[Entries from a dataset]
## BEGIN

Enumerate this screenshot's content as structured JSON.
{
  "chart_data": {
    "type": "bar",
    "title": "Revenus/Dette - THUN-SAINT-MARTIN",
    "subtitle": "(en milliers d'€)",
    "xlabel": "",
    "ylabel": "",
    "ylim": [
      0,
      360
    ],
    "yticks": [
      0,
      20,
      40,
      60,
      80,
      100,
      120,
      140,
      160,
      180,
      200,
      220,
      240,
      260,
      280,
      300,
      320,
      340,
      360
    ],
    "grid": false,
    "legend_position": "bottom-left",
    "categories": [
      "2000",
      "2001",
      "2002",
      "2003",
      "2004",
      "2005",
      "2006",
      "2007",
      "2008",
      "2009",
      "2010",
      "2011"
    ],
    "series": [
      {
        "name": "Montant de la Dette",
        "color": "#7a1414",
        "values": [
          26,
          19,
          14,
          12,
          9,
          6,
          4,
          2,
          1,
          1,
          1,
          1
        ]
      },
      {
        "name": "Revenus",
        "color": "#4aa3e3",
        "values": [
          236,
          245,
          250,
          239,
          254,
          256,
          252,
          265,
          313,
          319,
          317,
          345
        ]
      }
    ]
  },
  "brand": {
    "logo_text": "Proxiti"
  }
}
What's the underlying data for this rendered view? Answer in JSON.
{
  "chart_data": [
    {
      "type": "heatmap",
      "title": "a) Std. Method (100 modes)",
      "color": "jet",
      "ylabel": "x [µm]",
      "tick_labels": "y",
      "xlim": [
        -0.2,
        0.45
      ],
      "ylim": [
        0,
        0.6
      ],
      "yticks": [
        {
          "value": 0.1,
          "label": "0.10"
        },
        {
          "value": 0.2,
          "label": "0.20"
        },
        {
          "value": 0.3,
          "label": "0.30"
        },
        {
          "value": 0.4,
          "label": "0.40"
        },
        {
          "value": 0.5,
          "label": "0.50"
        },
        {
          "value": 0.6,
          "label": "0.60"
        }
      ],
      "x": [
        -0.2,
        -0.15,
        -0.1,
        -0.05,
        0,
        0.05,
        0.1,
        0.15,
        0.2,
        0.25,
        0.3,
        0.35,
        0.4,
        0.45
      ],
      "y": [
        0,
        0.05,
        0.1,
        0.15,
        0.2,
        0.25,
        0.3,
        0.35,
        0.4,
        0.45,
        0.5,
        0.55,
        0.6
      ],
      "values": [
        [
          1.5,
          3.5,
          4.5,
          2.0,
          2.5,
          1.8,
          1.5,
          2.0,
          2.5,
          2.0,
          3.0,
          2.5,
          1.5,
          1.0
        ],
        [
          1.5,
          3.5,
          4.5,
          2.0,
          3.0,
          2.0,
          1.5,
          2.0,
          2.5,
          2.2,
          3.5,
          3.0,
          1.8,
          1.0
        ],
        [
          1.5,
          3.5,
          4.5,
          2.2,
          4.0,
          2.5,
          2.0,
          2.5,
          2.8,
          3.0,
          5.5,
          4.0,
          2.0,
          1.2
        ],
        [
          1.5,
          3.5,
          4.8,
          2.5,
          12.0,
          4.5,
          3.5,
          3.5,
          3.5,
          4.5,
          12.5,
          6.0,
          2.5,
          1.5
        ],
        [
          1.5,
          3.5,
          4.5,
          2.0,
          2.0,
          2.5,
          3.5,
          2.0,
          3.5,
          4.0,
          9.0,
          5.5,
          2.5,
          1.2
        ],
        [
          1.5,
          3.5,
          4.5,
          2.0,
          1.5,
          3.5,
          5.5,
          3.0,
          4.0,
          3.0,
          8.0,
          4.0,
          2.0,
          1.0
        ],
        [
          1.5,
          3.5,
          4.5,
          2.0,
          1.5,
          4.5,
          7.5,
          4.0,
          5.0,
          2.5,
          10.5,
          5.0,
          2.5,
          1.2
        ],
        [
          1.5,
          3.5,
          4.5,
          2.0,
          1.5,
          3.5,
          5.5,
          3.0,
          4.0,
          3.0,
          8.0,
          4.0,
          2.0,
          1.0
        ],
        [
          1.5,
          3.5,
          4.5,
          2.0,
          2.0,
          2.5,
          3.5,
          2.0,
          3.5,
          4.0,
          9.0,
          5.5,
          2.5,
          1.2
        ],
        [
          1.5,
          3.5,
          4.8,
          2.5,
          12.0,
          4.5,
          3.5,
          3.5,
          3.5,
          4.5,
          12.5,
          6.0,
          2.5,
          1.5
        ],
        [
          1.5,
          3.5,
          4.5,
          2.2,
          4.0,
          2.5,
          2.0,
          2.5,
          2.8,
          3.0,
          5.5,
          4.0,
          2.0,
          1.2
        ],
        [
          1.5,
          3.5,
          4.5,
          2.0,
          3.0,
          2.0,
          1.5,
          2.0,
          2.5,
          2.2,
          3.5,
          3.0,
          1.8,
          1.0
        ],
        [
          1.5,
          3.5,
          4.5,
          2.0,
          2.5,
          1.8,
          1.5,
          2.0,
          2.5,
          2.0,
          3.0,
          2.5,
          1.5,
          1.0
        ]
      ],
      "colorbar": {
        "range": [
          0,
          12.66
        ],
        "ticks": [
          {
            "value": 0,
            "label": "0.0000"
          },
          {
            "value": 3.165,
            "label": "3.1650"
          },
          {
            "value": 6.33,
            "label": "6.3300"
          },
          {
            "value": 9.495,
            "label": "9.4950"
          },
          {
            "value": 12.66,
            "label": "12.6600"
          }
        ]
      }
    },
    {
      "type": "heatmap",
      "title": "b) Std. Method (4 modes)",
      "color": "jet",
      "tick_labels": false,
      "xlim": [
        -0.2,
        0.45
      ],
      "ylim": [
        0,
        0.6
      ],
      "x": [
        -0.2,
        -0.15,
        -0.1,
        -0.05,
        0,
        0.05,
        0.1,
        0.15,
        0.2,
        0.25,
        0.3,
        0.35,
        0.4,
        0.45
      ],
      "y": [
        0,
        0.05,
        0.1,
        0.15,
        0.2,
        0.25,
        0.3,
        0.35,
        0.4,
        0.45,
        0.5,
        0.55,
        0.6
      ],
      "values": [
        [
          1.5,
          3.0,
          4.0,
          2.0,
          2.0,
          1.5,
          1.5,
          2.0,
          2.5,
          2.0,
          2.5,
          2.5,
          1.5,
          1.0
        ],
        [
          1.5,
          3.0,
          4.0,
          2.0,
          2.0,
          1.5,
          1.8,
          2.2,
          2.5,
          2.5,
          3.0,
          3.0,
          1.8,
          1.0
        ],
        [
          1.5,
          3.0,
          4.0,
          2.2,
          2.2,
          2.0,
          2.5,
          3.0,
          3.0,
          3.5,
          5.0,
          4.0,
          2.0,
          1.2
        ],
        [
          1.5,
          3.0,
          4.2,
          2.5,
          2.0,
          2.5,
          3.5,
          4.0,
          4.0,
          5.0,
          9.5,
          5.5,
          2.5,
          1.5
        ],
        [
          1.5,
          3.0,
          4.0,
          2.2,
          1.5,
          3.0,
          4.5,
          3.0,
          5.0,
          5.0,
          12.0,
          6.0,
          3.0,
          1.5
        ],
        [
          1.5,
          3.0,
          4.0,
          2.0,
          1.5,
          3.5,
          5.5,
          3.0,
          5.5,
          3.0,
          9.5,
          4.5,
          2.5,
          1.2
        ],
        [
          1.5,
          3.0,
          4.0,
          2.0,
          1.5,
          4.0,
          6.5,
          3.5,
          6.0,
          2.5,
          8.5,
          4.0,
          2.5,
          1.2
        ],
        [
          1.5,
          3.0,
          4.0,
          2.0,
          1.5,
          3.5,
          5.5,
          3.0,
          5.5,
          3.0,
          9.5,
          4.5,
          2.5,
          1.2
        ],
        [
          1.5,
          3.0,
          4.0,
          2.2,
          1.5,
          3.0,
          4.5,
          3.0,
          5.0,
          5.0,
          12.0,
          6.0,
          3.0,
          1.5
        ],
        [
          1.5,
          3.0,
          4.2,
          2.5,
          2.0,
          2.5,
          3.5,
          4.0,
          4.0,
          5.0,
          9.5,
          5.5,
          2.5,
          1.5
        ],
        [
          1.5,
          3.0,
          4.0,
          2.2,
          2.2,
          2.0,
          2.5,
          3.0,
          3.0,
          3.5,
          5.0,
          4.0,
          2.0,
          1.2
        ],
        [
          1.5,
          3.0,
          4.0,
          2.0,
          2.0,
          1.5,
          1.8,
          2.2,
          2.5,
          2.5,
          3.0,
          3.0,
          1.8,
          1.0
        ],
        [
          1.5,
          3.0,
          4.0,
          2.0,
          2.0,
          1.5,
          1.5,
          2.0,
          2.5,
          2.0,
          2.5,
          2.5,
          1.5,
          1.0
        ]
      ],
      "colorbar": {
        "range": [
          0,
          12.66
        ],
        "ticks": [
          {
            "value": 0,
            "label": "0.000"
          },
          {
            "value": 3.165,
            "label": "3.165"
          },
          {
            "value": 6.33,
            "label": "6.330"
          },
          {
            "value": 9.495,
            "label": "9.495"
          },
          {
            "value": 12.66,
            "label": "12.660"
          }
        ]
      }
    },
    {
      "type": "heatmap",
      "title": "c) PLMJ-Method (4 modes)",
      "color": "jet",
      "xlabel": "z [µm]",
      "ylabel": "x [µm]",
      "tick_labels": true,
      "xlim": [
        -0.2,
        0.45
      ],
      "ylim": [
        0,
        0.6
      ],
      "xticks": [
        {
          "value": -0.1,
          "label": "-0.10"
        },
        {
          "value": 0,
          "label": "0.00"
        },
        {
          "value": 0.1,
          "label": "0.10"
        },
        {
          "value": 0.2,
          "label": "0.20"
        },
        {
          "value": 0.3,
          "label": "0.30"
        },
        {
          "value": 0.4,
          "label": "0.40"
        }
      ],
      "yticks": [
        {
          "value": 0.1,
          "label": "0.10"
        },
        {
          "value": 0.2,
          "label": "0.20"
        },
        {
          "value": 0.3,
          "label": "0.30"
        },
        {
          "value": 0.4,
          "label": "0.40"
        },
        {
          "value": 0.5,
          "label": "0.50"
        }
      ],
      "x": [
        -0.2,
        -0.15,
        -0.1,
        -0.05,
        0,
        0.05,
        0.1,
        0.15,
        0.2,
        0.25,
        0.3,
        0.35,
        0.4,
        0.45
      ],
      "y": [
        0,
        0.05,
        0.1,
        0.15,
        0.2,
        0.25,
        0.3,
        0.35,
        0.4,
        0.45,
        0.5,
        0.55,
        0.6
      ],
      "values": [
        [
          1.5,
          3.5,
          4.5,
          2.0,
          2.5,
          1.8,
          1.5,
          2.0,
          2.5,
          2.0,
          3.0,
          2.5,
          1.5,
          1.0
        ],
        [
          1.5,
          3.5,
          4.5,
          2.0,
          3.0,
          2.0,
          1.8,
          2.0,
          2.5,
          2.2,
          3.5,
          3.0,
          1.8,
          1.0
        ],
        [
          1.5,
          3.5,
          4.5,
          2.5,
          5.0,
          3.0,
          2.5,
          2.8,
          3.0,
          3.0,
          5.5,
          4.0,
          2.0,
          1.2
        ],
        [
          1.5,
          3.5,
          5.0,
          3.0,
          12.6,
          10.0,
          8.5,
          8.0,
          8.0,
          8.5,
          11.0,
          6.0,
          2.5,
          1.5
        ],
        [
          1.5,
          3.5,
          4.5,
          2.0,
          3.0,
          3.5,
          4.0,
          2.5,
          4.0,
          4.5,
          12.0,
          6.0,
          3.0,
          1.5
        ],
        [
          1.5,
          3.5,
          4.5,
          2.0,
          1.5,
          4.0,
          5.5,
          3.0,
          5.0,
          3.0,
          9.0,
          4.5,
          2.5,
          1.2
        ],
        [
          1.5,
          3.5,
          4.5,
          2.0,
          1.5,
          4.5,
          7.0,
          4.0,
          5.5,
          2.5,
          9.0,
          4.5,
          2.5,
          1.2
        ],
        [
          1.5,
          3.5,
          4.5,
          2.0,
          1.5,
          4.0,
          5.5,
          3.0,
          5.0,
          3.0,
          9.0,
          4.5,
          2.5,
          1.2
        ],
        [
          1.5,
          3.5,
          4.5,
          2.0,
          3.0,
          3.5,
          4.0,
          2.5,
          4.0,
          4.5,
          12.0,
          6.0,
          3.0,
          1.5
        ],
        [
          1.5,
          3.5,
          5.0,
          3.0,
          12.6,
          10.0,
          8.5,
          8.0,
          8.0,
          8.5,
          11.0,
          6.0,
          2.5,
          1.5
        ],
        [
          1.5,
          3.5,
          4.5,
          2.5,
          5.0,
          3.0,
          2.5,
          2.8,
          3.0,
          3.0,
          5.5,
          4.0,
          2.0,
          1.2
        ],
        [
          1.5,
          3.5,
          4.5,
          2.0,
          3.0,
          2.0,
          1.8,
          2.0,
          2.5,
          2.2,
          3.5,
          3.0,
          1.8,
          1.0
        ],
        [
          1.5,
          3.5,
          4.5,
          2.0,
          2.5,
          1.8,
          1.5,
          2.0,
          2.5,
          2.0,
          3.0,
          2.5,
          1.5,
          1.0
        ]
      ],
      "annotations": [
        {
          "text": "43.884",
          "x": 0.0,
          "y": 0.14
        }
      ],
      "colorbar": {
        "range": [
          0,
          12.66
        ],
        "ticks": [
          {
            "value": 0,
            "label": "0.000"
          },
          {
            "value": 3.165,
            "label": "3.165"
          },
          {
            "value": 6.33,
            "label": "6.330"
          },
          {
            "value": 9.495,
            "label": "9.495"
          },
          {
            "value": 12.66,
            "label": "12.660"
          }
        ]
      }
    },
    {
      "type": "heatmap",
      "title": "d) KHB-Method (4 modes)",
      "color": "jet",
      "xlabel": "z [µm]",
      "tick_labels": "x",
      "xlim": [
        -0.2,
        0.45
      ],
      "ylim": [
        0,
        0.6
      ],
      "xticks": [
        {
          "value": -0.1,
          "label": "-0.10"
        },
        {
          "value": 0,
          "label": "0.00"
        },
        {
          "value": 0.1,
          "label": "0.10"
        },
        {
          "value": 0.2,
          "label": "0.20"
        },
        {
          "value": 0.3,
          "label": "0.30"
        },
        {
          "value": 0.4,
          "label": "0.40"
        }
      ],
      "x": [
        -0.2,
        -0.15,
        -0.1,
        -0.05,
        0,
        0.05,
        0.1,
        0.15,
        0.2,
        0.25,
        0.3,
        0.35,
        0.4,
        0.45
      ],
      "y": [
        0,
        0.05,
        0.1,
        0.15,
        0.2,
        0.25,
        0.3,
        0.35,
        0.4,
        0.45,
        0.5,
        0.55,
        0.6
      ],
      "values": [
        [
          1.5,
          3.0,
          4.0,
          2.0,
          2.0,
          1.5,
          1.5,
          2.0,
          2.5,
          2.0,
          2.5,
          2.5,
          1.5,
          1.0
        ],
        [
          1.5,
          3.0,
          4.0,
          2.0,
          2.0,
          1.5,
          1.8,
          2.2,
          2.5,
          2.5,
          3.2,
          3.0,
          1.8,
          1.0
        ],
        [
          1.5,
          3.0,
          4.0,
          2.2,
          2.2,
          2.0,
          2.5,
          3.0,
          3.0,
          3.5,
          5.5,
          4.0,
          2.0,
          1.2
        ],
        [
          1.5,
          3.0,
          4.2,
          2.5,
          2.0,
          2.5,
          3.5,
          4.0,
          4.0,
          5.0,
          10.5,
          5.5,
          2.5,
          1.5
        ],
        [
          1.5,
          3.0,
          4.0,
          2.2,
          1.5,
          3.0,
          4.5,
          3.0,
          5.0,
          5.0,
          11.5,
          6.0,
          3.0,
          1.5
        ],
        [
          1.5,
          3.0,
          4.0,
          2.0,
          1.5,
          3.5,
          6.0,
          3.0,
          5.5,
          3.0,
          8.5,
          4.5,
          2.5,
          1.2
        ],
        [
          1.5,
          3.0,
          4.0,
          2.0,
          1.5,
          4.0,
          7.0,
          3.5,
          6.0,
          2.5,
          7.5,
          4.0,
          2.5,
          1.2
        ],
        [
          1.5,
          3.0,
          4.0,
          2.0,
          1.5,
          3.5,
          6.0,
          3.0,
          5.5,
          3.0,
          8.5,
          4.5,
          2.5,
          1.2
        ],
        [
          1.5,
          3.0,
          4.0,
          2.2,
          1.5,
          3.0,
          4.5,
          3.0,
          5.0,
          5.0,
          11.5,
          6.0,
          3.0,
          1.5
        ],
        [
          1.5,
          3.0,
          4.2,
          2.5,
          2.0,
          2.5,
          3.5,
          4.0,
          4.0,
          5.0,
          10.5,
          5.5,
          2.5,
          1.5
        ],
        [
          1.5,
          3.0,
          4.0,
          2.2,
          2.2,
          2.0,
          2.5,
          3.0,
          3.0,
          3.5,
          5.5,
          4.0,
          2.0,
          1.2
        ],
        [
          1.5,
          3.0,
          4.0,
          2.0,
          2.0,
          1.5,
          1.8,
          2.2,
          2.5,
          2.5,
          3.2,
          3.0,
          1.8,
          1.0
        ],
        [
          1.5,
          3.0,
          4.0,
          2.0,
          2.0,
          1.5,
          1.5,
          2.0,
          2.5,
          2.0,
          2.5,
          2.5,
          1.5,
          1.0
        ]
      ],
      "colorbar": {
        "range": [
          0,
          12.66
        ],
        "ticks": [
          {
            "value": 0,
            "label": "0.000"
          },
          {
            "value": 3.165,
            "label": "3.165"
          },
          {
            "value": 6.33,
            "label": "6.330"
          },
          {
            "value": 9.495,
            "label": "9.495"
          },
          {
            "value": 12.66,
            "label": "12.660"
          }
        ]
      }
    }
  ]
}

## END

## EXERCISE INSTRUCTIONS
Show every line from the entries above in which "Method" appears.

## TASK RESPONSE
      "title": "a) Std. Method (100 modes)",
      "title": "b) Std. Method (4 modes)",
      "title": "c) PLMJ-Method (4 modes)",
      "title": "d) KHB-Method (4 modes)",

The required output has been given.